DO THIS:
Output every entry exactly as given.

========

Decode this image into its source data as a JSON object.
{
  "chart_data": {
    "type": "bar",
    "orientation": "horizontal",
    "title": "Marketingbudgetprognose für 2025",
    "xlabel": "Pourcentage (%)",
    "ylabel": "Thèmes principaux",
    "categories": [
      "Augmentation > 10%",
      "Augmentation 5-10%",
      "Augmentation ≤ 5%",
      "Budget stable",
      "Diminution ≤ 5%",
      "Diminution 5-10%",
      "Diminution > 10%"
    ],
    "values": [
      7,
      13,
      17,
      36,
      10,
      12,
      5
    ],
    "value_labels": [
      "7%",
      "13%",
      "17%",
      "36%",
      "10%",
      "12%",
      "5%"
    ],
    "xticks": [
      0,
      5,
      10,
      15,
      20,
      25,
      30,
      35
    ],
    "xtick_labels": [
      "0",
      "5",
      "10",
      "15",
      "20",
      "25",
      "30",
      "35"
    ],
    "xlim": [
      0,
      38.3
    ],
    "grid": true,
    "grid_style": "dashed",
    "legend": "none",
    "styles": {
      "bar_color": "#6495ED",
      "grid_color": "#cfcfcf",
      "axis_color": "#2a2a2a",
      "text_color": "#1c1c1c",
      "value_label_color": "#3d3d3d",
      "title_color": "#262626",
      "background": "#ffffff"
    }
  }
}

========

EXPECTED OUTPUT:
Decode this image into its source data as a JSON object.
{
  "chart_data": {
    "type": "bar",
    "orientation": "horizontal",
    "title": "Marketingbudgetprognose für 2025",
    "xlabel": "Pourcentage (%)",
    "ylabel": "Thèmes principaux",
    "categories": [
      "Augmentation > 10%",
      "Augmentation 5-10%",
      "Augmentation ≤ 5%",
      "Budget stable",
      "Diminution ≤ 5%",
      "Diminution 5-10%",
      "Diminution > 10%"
    ],
    "values": [
      7,
      13,
      17,
      36,
      10,
      12,
      5
    ],
    "value_labels": [
      "7%",
      "13%",
      "17%",
      "36%",
      "10%",
      "12%",
      "5%"
    ],
    "xticks": [
      0,
      5,
      10,
      15,
      20,
      25,
      30,
      35
    ],
    "xtick_labels": [
      "0",
      "5",
      "10",
      "15",
      "20",
      "25",
      "30",
      "35"
    ],
    "xlim": [
      0,
      38.3
    ],
    "grid": true,
    "grid_style": "dashed",
    "legend": "none",
    "styles": {
      "bar_color": "#6495ED",
      "grid_color": "#cfcfcf",
      "axis_color": "#2a2a2a",
      "text_color": "#1c1c1c",
      "value_label_color": "#3d3d3d",
      "title_color": "#262626",
      "background": "#ffffff"
    }
  }
}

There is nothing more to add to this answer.